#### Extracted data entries
===
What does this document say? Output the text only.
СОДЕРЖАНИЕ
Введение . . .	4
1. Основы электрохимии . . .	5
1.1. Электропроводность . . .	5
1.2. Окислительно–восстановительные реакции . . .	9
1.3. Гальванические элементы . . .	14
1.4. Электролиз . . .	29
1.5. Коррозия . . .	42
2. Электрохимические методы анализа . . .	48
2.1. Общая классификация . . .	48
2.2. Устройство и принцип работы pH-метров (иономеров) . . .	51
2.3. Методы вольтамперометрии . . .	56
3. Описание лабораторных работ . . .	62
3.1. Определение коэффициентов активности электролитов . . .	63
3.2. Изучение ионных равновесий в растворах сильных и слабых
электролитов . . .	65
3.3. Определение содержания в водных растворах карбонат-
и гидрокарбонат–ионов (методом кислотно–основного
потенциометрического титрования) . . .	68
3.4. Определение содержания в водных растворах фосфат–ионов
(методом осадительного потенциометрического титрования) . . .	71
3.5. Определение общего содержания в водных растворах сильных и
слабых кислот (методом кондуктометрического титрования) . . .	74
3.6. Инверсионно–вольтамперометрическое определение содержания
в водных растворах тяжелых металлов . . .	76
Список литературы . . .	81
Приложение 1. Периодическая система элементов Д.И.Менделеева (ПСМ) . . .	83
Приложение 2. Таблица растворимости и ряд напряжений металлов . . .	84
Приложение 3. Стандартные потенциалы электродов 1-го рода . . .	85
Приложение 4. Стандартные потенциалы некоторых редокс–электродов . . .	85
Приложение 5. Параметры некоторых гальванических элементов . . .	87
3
===
#### SET EXERCISE
Copy out every line that includes the word "элементов".

#### RESULT OF THE EXERCISE
Приложение 1. Периодическая система элементов Д.И.Менделеева (ПСМ) . . .	83
Приложение 5. Параметры некоторых гальванических элементов . . .	87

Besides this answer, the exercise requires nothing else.